Extracted records:
......

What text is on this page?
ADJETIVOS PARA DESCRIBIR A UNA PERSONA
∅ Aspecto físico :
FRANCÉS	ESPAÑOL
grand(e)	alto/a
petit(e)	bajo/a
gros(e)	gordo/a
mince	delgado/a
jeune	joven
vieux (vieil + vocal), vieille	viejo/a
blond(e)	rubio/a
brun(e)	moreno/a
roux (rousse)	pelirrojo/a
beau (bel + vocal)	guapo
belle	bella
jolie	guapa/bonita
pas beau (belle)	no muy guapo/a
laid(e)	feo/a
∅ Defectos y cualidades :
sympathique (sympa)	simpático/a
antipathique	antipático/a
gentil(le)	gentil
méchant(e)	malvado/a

......

Given task: Extract all lines containing the word "guapo".

Written solution:
beau (bel + vocal)	guapo
pas beau (belle)	no muy guapo/a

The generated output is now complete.